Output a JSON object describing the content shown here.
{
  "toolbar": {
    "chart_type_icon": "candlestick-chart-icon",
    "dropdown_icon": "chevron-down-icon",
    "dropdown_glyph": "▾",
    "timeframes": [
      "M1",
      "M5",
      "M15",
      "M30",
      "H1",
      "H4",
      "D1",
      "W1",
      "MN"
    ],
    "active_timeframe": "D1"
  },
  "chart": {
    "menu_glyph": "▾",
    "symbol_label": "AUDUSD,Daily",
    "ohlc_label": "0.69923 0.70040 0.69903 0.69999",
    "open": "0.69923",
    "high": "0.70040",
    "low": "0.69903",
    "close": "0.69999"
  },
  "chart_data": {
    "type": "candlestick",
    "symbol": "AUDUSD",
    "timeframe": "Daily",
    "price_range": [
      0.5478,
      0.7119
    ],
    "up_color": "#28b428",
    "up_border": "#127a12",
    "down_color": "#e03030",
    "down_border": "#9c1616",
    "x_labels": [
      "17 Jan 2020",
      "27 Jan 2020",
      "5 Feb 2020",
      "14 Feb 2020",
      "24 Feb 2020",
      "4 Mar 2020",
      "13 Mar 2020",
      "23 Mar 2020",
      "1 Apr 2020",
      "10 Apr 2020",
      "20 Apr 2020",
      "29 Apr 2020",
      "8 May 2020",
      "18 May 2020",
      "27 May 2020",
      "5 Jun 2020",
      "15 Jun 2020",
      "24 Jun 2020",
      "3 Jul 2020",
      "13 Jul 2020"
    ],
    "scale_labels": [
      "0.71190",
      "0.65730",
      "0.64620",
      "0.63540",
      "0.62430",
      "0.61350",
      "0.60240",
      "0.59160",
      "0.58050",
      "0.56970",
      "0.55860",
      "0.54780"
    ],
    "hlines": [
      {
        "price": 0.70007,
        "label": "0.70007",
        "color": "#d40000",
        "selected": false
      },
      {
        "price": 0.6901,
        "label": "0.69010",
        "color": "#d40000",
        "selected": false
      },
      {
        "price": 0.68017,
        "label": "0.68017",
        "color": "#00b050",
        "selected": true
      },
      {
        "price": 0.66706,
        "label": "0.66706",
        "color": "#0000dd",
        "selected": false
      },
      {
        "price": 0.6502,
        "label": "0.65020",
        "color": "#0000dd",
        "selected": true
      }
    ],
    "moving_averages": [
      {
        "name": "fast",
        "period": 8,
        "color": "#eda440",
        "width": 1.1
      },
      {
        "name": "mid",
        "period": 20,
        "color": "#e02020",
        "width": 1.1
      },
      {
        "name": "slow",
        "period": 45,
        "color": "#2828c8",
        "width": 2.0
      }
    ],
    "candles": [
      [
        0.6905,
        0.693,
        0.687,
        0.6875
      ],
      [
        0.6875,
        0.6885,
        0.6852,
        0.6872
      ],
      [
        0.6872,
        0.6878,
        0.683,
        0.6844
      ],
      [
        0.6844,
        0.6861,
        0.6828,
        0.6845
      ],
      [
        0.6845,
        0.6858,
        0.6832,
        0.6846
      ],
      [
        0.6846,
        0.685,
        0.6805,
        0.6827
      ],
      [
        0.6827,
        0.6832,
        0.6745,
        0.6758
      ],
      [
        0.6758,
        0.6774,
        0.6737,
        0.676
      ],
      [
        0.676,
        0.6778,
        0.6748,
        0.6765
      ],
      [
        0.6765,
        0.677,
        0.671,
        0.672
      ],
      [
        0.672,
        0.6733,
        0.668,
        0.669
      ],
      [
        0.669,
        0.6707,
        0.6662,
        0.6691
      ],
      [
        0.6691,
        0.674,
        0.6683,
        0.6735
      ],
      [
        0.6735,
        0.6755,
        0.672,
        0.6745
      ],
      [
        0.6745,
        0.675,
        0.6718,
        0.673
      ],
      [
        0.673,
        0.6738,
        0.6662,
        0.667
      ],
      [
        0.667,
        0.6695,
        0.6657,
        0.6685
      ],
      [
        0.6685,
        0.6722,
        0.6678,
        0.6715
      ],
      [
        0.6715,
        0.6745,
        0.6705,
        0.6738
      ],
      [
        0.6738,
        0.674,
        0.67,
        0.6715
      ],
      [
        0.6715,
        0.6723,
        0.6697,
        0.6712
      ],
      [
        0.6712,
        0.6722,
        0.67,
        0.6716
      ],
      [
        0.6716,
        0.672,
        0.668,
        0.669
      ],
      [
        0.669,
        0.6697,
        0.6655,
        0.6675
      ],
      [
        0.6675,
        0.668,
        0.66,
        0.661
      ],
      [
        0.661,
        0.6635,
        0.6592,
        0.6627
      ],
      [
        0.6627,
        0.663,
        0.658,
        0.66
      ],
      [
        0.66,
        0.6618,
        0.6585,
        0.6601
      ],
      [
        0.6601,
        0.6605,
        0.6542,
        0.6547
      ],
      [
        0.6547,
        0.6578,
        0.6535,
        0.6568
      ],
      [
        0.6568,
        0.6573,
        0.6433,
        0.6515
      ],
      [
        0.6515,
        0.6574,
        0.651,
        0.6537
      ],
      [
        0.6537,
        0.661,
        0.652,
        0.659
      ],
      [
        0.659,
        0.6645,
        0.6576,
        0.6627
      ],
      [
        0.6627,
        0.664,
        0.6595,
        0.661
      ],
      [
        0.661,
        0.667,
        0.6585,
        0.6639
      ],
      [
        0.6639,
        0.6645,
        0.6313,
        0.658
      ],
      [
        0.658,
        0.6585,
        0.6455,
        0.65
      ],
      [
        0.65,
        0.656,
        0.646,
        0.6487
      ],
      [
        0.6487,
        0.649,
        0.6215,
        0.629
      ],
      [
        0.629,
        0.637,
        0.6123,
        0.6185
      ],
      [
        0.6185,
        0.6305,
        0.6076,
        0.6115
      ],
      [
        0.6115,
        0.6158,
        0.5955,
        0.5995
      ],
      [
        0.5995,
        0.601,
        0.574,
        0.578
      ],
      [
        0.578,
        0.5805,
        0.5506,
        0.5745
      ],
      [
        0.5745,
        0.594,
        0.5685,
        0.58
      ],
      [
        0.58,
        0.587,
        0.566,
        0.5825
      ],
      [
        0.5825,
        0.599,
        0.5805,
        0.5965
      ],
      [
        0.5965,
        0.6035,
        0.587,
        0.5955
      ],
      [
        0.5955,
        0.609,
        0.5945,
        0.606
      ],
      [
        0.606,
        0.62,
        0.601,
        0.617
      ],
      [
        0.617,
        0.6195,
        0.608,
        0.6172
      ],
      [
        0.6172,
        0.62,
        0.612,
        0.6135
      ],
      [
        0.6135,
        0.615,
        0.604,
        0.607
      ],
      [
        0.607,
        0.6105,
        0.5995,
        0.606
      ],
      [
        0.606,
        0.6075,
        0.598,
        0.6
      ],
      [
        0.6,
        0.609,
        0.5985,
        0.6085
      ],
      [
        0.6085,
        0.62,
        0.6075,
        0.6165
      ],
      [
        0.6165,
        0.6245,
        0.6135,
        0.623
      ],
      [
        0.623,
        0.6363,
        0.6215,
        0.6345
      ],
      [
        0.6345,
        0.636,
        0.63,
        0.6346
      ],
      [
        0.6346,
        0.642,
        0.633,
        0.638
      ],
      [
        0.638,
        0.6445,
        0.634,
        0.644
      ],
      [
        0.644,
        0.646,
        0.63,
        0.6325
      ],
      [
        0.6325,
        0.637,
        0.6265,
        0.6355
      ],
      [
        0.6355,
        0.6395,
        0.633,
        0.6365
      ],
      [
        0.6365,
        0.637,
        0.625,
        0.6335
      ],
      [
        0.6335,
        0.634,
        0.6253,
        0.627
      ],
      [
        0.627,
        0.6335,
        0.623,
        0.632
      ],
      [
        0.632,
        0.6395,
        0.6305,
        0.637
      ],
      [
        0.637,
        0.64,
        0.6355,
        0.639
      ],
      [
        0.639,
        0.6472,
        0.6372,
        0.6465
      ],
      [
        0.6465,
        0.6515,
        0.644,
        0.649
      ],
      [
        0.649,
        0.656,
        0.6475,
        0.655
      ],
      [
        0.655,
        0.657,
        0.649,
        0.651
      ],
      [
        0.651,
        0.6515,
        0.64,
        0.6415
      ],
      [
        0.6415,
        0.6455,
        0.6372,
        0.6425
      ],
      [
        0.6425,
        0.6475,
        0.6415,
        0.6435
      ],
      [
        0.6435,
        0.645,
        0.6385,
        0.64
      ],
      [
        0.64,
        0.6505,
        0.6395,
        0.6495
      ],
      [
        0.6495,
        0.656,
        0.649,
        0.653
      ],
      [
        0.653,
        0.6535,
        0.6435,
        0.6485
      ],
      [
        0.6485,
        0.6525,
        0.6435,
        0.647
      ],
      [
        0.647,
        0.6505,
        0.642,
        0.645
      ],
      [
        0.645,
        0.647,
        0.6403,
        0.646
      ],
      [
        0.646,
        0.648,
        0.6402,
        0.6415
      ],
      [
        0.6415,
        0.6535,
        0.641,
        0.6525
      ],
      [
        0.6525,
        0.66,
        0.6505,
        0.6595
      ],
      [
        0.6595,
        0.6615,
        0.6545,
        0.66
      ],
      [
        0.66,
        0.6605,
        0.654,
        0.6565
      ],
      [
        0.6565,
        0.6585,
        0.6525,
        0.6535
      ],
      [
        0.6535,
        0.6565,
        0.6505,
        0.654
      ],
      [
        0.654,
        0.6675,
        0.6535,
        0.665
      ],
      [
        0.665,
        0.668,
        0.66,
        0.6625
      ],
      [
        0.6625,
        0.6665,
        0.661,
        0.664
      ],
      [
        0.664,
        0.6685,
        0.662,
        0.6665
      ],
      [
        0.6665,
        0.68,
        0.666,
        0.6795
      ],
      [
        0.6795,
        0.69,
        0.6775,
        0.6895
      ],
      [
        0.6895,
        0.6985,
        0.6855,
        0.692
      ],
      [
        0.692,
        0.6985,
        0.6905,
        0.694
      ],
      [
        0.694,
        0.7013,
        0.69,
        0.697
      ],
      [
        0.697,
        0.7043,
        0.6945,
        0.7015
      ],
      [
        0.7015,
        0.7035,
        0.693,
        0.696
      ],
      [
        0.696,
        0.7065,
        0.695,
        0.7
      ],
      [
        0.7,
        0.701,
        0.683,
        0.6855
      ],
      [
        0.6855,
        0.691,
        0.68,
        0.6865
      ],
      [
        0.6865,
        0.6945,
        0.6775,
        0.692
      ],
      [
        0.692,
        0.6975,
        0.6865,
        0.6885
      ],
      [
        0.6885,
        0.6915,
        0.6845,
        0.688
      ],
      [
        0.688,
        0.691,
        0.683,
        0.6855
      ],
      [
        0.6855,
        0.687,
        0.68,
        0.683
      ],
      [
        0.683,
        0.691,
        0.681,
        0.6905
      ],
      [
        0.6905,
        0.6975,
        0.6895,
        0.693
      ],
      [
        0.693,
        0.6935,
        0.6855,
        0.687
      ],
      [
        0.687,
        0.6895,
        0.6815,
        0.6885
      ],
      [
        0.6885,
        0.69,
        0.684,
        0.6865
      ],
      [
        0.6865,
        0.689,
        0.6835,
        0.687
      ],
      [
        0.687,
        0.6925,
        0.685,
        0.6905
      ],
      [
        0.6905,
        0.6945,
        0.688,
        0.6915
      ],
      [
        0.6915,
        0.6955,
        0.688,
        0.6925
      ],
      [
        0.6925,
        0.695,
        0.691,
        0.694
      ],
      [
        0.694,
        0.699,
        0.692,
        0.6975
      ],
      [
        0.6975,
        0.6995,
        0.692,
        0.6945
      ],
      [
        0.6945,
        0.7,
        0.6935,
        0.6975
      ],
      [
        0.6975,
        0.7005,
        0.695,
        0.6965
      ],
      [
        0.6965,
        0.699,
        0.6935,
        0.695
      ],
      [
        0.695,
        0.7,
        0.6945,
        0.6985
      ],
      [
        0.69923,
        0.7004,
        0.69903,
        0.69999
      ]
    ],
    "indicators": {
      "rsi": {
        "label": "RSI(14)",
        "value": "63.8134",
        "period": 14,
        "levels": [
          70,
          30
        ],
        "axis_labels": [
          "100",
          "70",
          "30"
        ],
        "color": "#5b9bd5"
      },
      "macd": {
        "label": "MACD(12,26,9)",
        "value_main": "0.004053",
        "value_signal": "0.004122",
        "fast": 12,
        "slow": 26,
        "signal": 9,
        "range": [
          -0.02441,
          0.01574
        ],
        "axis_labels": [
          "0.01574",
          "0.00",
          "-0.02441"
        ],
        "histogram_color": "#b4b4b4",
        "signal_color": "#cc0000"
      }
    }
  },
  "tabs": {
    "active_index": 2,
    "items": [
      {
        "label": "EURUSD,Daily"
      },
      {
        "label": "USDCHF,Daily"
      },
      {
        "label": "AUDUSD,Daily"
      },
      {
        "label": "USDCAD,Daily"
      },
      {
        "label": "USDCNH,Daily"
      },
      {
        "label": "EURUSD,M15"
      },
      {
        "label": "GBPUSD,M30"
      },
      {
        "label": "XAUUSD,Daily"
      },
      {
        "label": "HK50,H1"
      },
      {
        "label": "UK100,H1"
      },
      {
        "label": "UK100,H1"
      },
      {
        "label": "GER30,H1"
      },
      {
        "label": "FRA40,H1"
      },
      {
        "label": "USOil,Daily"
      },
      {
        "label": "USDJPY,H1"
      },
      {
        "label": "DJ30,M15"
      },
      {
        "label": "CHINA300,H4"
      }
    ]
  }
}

────────────────────

**Written request:** Which lines in the data above contain "Daily"? Show each one.

**Solved exercise:**
    "symbol_label": "AUDUSD,Daily",
    "timeframe": "Daily",
        "label": "EURUSD,Daily"
        "label": "USDCHF,Daily"
        "label": "AUDUSD,Daily"
        "label": "USDCAD,Daily"
        "label": "USDCNH,Daily"
        "label": "XAUUSD,Daily"
        "label": "USOil,Daily"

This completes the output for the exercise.